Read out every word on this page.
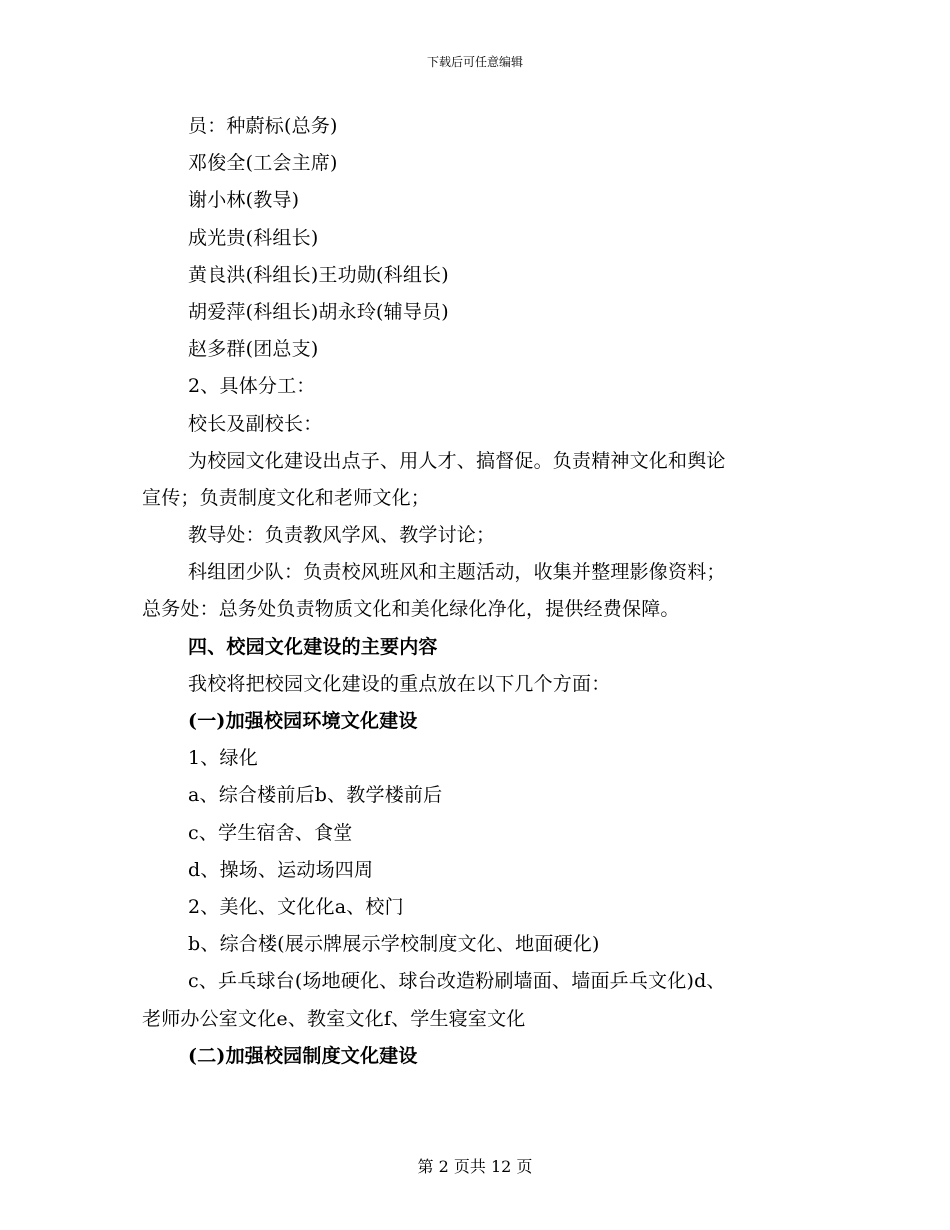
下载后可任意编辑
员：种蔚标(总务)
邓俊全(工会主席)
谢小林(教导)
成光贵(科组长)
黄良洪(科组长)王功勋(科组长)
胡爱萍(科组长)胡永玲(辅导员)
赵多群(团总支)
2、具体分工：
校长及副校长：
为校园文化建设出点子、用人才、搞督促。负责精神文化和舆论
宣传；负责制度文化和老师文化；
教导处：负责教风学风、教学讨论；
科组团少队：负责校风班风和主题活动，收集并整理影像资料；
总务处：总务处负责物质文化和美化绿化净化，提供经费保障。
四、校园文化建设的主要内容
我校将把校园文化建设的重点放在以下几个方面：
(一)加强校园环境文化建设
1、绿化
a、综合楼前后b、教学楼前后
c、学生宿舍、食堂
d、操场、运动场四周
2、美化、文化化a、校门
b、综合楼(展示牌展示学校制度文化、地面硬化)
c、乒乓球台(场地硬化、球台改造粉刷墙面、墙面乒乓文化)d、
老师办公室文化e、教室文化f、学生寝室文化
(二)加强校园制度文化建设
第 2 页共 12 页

━━━━━━━━━━━━━━━━━━━━━━━━━━━━━━

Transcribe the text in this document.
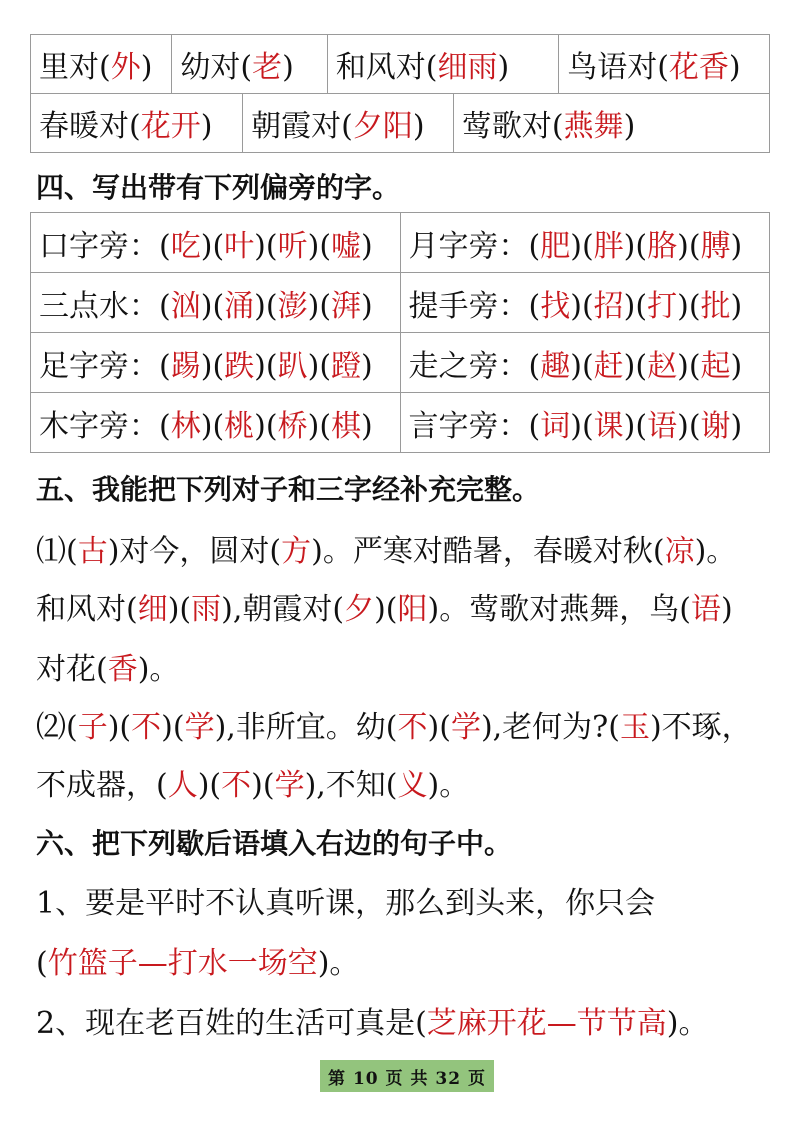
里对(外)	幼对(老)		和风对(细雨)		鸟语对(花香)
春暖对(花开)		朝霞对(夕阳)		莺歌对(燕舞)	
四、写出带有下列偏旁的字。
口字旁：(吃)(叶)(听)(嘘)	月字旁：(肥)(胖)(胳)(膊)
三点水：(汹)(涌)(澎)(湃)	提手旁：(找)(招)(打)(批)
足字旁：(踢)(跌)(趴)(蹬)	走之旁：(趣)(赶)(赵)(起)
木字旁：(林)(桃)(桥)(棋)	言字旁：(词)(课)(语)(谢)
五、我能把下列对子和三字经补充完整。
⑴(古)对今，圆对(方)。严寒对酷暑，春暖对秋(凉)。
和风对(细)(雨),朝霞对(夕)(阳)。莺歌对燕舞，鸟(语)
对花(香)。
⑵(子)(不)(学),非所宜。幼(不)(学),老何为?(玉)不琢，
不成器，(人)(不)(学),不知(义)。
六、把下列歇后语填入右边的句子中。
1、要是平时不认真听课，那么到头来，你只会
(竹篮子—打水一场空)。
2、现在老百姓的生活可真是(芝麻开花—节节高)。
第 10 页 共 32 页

━━━━━━━━━━━━━━━━━━━━━━━━━━━━━━

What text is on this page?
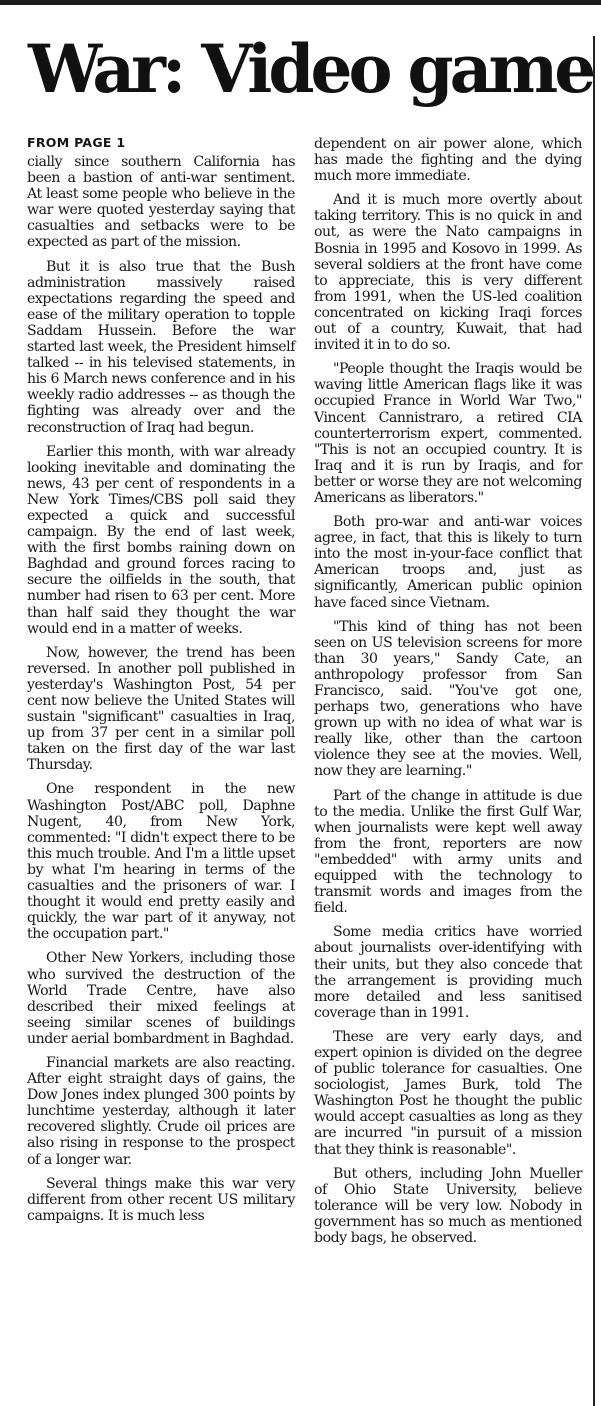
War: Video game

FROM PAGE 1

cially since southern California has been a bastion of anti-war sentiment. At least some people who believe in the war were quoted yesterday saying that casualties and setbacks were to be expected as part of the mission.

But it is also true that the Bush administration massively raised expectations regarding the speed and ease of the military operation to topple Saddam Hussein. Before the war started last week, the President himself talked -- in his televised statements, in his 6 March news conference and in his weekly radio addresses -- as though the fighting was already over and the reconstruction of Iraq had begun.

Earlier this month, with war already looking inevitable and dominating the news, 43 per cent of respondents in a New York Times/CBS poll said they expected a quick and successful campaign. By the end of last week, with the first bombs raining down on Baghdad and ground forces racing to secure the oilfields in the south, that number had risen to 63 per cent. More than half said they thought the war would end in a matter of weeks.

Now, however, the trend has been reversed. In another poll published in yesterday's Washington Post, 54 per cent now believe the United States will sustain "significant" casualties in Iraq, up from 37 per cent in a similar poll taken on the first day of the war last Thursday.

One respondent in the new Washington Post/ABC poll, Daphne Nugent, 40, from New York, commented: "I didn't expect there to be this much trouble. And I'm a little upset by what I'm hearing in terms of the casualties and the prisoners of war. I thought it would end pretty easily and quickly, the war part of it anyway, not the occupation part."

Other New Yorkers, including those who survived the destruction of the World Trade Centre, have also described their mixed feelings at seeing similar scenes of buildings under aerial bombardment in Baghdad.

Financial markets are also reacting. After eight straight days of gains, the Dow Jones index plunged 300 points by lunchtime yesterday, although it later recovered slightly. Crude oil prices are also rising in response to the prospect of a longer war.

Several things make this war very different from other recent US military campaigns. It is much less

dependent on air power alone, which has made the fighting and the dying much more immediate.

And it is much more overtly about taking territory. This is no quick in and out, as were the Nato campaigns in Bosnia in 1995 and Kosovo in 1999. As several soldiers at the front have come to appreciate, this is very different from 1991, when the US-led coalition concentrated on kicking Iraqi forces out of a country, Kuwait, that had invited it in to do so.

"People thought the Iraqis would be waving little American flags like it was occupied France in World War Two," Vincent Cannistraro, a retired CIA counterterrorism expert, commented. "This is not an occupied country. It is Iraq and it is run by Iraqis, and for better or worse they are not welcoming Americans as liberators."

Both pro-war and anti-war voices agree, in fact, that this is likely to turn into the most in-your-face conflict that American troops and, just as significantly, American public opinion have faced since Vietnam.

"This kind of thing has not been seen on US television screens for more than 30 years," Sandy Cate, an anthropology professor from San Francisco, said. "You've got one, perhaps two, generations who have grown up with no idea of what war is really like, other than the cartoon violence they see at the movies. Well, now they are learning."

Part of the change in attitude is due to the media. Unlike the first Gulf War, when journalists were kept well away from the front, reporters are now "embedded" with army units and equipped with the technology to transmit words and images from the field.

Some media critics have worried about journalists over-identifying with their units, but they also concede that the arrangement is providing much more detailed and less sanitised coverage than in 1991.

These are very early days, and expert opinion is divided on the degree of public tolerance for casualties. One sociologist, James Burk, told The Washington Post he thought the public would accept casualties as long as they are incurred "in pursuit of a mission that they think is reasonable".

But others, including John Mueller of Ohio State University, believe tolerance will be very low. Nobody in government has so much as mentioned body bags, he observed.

━━━━━━━━━━━━━━━━━━━━━━━━━━━━━━

- YOUR GOAL
Pull out each line of the records holding the string "were".

- THE COMPLETED TASK
cially since southern California has been a bastion of anti-war sentiment. At least some people who believe in the war were quoted yesterday saying that casualties and setbacks were to be expected as part of the mission.
And it is much more overtly about taking territory. This is no quick in and out, as were the Nato campaigns in Bosnia in 1995 and Kosovo in 1999. As several soldiers at the front have come to appreciate, this is very different from 1991, when the US-led coalition concentrated on kicking Iraqi forces out of a country, Kuwait, that had invited it in to do so.
Part of the change in attitude is due to the media. Unlike the first Gulf War, when journalists were kept well away from the front, reporters are now "embedded" with army units and equipped with the technology to transmit words and images from the field.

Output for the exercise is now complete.